# start of Material

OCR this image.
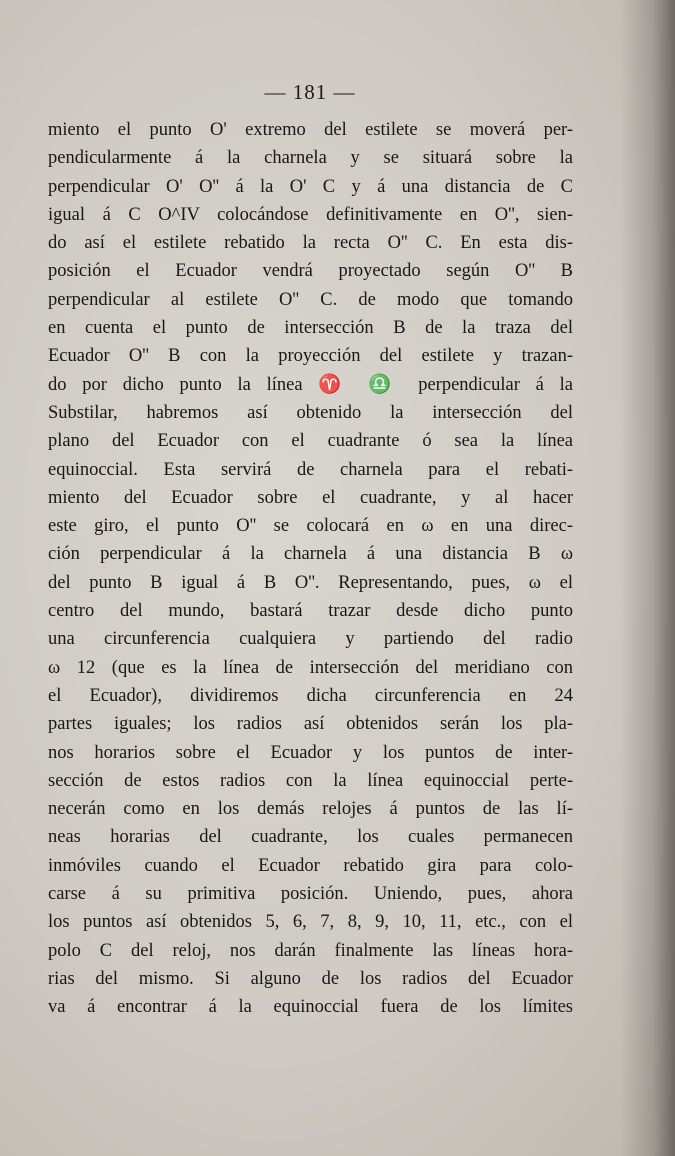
— 181 —
miento el punto O' extremo del estilete se moverá per-
pendicularmente á la charnela y se situará sobre la
perpendicular O' O'' á la O' C y á una distancia de C
igual á C O^IV colocándose definitivamente en O'', sien-
do así el estilete rebatido la recta O'' C. En esta dis-
posición el Ecuador vendrá proyectado según O'' B
perpendicular al estilete O'' C. de modo que tomando
en cuenta el punto de intersección B de la traza del
Ecuador O'' B con la proyección del estilete y trazan-
do por dicho punto la línea ♈ ♎ perpendicular á la
Substilar, habremos así obtenido la intersección del
plano del Ecuador con el cuadrante ó sea la línea
equinoccial. Esta servirá de charnela para el rebati-
miento del Ecuador sobre el cuadrante, y al hacer
este giro, el punto O'' se colocará en ω en una direc-
ción perpendicular á la charnela á una distancia B ω
del punto B igual á B O''. Representando, pues, ω el
centro del mundo, bastará trazar desde dicho punto
una circunferencia cualquiera y partiendo del radio
ω 12 (que es la línea de intersección del meridiano con
el Ecuador), dividiremos dicha circunferencia en 24
partes iguales; los radios así obtenidos serán los pla-
nos horarios sobre el Ecuador y los puntos de inter-
sección de estos radios con la línea equinoccial perte-
necerán como en los demás relojes á puntos de las lí-
neas horarias del cuadrante, los cuales permanecen
inmóviles cuando el Ecuador rebatido gira para colo-
carse á su primitiva posición. Uniendo, pues, ahora
los puntos así obtenidos 5, 6, 7, 8, 9, 10, 11, etc., con el
polo C del reloj, nos darán finalmente las líneas hora-
rias del mismo. Si alguno de los radios del Ecuador
va á encontrar á la equinoccial fuera de los límites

# end of Material

* **Problem to solve**: Gather all lines from the records above in which "intersección" appears.

* **Written answer**:
en cuenta el punto de intersección B de la traza del
Substilar, habremos así obtenido la intersección del
ω 12 (que es la línea de intersección del meridiano con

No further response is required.